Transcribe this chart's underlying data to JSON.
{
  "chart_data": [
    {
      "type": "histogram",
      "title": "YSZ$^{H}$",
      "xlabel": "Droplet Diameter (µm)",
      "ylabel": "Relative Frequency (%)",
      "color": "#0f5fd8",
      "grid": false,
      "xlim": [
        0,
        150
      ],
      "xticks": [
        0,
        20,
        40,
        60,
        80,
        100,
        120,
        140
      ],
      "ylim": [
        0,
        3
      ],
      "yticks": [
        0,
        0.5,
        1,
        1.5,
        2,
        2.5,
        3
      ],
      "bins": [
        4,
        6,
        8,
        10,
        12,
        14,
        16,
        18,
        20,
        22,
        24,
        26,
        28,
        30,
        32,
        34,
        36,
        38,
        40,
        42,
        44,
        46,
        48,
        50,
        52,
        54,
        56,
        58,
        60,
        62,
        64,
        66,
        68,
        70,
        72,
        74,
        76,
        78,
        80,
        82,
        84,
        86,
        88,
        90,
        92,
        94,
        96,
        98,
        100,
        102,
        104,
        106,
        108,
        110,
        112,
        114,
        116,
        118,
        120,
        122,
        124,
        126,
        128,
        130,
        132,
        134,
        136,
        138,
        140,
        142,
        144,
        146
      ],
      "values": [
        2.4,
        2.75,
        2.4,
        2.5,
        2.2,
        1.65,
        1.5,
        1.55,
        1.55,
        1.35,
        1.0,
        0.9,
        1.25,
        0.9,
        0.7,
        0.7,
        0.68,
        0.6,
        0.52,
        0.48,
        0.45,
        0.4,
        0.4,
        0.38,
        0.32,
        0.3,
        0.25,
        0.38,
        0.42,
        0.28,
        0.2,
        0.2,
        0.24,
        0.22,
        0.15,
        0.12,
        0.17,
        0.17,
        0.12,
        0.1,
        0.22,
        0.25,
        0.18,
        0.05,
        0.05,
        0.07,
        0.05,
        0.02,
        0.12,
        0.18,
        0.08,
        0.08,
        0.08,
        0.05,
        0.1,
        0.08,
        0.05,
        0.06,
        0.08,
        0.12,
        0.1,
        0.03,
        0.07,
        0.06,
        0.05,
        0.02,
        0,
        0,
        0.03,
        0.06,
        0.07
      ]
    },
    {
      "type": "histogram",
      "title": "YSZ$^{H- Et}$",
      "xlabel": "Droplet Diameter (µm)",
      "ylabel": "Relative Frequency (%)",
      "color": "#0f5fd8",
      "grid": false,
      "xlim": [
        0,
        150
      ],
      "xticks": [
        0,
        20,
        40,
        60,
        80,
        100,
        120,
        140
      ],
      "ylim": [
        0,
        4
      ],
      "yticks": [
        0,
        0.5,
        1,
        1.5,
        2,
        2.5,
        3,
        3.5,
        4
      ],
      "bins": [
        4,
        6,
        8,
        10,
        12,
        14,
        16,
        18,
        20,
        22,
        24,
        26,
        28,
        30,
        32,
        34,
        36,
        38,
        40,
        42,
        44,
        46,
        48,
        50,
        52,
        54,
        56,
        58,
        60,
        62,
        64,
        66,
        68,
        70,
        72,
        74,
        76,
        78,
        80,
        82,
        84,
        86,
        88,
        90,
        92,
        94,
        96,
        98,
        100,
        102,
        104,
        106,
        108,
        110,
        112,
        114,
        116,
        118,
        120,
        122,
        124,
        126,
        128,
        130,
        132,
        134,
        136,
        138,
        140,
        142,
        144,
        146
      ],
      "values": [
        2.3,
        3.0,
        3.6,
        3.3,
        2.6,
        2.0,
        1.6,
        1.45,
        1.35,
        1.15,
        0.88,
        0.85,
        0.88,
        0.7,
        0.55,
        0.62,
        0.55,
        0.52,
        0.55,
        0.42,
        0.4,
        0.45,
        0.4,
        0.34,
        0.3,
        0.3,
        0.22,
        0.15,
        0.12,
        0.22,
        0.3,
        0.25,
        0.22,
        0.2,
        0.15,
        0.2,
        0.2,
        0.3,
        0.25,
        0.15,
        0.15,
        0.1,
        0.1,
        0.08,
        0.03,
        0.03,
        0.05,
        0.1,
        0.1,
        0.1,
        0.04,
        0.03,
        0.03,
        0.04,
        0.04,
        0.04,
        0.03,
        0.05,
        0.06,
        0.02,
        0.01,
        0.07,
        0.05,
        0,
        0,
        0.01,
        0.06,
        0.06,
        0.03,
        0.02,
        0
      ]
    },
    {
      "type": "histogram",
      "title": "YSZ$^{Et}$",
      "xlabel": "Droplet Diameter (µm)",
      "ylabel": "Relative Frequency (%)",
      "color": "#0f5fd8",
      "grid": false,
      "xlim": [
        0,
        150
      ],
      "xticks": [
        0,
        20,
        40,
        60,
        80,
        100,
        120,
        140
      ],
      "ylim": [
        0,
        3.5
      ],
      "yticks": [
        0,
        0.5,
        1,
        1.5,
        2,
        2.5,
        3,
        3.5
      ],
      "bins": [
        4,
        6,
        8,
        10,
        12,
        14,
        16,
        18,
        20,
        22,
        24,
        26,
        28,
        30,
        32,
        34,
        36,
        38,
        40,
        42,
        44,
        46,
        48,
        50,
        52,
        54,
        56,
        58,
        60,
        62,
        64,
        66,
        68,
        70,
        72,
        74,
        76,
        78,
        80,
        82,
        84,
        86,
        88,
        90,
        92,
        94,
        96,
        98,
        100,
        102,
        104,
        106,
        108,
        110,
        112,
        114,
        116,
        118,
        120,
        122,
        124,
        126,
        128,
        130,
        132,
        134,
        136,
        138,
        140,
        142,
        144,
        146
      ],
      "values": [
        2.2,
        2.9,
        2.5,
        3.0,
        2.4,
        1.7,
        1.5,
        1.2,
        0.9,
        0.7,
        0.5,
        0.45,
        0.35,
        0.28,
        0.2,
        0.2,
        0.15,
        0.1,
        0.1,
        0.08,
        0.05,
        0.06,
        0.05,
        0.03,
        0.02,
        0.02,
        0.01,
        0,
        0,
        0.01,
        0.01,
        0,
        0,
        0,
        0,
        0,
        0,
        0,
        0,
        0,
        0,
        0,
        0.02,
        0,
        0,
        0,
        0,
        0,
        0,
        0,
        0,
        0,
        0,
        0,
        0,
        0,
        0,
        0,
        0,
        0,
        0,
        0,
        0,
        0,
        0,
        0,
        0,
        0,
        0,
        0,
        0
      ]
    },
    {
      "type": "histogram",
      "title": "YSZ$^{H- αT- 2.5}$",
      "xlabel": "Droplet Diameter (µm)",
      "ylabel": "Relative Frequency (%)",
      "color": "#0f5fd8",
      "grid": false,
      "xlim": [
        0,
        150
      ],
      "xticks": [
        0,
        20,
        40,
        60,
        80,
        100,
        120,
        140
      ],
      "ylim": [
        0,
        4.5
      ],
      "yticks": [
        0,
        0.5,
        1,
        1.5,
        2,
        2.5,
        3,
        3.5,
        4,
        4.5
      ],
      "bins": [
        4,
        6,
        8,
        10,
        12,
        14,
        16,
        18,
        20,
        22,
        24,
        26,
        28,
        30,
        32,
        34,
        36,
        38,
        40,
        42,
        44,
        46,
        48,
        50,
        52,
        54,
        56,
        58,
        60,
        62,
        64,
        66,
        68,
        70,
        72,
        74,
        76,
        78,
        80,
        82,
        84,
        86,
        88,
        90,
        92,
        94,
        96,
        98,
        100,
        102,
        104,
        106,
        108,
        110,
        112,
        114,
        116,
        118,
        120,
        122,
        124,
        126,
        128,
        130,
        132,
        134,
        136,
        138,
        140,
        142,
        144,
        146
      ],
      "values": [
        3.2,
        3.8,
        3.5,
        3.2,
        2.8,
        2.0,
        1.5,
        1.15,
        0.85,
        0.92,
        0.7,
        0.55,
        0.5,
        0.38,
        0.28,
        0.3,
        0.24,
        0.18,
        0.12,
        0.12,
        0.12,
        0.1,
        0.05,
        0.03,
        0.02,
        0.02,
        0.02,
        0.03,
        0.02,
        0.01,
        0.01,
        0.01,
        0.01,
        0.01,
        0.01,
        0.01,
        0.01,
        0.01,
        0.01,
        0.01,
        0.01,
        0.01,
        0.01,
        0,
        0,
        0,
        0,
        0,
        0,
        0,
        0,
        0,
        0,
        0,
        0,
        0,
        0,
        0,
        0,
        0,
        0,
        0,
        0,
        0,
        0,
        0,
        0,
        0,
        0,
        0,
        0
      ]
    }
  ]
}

____________________

For each line of the entries that includes "title", show that line.

      "title": "YSZ$^{H}$",
      "title": "YSZ$^{H- Et}$",
      "title": "YSZ$^{Et}$",
      "title": "YSZ$^{H- αT- 2.5}$",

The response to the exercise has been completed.